### Exercise aim
Write out each line of the records that has "divider" in it.

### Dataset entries
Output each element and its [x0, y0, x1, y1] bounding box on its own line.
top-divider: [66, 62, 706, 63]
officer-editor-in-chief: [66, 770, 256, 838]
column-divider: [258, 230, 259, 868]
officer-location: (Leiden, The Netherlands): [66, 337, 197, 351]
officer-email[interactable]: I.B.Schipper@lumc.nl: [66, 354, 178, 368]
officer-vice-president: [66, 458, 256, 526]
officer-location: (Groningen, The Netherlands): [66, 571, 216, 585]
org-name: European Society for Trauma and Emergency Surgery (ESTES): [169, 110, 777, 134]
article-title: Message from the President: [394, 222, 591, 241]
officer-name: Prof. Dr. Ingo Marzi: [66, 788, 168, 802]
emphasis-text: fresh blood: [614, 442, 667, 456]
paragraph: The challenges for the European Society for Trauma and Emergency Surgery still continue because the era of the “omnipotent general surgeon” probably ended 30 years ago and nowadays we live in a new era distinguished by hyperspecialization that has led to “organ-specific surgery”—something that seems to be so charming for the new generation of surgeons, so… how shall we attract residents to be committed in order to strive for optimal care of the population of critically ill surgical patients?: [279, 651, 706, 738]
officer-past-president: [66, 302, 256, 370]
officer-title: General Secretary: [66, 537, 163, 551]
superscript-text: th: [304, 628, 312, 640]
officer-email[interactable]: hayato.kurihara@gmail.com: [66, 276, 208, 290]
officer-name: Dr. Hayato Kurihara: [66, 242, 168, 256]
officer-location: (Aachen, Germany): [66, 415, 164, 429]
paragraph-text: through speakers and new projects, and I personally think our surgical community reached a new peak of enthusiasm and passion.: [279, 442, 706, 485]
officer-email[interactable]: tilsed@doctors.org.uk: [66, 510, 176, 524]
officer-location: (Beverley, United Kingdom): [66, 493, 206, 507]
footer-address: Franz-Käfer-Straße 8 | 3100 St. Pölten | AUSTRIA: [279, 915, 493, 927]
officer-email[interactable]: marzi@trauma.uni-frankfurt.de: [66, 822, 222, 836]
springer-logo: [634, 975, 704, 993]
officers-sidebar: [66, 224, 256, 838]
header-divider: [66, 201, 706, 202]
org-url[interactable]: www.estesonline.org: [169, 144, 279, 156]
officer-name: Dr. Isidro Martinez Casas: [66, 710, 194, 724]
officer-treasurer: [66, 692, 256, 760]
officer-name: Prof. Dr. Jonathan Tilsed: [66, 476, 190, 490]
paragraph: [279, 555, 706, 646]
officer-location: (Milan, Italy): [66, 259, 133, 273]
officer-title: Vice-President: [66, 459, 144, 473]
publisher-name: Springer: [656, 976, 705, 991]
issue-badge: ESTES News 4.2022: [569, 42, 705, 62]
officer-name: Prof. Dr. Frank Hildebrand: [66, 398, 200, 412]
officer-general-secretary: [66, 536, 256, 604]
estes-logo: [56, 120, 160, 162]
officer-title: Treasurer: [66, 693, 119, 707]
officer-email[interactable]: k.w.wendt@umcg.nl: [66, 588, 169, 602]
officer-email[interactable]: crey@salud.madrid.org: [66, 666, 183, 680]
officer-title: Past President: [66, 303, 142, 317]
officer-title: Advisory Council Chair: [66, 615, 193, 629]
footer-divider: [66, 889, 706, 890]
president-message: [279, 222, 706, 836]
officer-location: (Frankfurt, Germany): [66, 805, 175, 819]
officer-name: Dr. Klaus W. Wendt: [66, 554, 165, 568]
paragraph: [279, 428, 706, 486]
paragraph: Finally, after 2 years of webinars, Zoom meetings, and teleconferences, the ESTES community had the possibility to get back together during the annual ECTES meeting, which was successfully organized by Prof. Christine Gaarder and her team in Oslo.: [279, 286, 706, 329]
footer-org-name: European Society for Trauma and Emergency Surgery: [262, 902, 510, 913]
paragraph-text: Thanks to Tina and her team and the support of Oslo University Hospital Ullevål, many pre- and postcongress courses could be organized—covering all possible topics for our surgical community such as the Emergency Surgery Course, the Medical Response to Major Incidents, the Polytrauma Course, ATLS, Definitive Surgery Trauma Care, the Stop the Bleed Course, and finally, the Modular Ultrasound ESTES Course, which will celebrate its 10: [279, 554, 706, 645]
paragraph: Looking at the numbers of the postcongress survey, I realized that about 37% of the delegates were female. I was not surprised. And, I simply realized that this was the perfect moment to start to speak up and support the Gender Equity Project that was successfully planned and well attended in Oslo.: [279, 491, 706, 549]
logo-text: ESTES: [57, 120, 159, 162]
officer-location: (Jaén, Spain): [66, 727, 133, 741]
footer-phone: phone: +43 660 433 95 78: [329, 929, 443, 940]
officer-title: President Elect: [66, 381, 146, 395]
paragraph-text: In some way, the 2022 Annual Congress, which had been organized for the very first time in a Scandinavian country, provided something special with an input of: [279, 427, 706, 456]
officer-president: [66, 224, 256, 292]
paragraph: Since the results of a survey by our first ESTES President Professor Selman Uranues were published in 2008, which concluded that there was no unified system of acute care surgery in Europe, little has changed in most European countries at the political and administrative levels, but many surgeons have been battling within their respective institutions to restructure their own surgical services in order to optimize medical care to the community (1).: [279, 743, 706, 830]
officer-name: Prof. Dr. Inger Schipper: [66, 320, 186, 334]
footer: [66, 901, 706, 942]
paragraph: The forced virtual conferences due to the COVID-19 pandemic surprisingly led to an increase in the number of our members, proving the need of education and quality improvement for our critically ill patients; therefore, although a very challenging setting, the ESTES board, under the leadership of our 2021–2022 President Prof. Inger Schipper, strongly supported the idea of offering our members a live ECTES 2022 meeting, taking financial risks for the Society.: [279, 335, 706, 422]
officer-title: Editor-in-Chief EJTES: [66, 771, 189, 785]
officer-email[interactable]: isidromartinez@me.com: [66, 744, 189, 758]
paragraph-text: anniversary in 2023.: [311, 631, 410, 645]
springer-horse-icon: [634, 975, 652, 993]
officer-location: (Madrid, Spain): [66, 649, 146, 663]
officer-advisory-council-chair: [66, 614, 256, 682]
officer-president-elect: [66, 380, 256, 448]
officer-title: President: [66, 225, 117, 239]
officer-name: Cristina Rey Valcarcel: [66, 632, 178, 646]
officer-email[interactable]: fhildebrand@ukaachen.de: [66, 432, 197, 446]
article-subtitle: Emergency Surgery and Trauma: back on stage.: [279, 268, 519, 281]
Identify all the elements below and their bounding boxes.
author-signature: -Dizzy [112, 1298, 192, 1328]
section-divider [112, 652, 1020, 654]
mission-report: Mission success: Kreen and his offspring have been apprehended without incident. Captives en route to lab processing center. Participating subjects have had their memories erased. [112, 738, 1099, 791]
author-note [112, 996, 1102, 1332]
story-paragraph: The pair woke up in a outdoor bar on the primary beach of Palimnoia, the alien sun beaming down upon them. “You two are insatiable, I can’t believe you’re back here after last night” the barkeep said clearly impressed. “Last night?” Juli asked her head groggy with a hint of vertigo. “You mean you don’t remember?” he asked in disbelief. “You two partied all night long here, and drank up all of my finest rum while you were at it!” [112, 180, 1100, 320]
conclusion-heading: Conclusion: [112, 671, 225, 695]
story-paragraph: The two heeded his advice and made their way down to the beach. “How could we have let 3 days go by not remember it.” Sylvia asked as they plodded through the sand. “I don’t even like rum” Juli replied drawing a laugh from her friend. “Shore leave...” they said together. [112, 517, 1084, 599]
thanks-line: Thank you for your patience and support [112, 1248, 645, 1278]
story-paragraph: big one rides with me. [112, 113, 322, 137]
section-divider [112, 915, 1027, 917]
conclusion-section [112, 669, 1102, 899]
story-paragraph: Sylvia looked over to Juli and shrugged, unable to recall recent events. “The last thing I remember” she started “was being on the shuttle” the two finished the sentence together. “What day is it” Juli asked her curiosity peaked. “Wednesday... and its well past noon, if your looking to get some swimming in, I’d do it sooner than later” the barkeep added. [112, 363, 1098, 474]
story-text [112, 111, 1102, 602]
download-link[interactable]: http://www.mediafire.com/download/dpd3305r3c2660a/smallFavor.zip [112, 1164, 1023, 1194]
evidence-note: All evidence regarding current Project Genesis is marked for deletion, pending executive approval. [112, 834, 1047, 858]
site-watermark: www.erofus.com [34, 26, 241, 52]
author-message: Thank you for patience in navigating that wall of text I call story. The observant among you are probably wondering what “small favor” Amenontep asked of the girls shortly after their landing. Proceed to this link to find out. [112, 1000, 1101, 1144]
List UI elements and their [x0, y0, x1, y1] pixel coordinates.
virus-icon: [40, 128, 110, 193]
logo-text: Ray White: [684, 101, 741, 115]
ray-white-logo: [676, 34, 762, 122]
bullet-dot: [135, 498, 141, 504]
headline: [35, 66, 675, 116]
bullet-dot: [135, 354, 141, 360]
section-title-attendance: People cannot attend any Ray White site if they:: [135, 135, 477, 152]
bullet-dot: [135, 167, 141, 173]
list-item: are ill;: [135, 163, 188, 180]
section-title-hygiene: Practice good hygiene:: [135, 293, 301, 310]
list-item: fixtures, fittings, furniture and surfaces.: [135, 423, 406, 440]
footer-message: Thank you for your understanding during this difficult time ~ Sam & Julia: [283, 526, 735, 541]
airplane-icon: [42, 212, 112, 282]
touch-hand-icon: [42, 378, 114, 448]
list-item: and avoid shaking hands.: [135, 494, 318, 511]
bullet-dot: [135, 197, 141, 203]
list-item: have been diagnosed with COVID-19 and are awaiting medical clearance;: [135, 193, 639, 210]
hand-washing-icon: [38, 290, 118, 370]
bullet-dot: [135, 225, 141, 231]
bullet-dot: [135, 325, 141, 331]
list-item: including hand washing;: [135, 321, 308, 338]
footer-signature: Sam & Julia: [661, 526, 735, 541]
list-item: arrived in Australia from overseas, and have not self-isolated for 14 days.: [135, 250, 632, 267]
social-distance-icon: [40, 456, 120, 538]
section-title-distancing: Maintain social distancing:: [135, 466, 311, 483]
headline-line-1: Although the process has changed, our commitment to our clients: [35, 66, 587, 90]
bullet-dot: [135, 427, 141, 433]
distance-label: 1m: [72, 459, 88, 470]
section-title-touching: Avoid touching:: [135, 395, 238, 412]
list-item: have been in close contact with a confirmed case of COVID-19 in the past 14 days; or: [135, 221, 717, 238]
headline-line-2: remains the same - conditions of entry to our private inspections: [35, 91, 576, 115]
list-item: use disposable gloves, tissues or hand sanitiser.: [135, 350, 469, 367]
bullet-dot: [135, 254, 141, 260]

### The completed task
top-divider: [66, 62, 706, 63]
column-divider: [258, 230, 259, 868]
header-divider: [66, 201, 706, 202]
footer-divider: [66, 889, 706, 890]
section-divider [112, 652, 1020, 654]
section-divider [112, 915, 1027, 917]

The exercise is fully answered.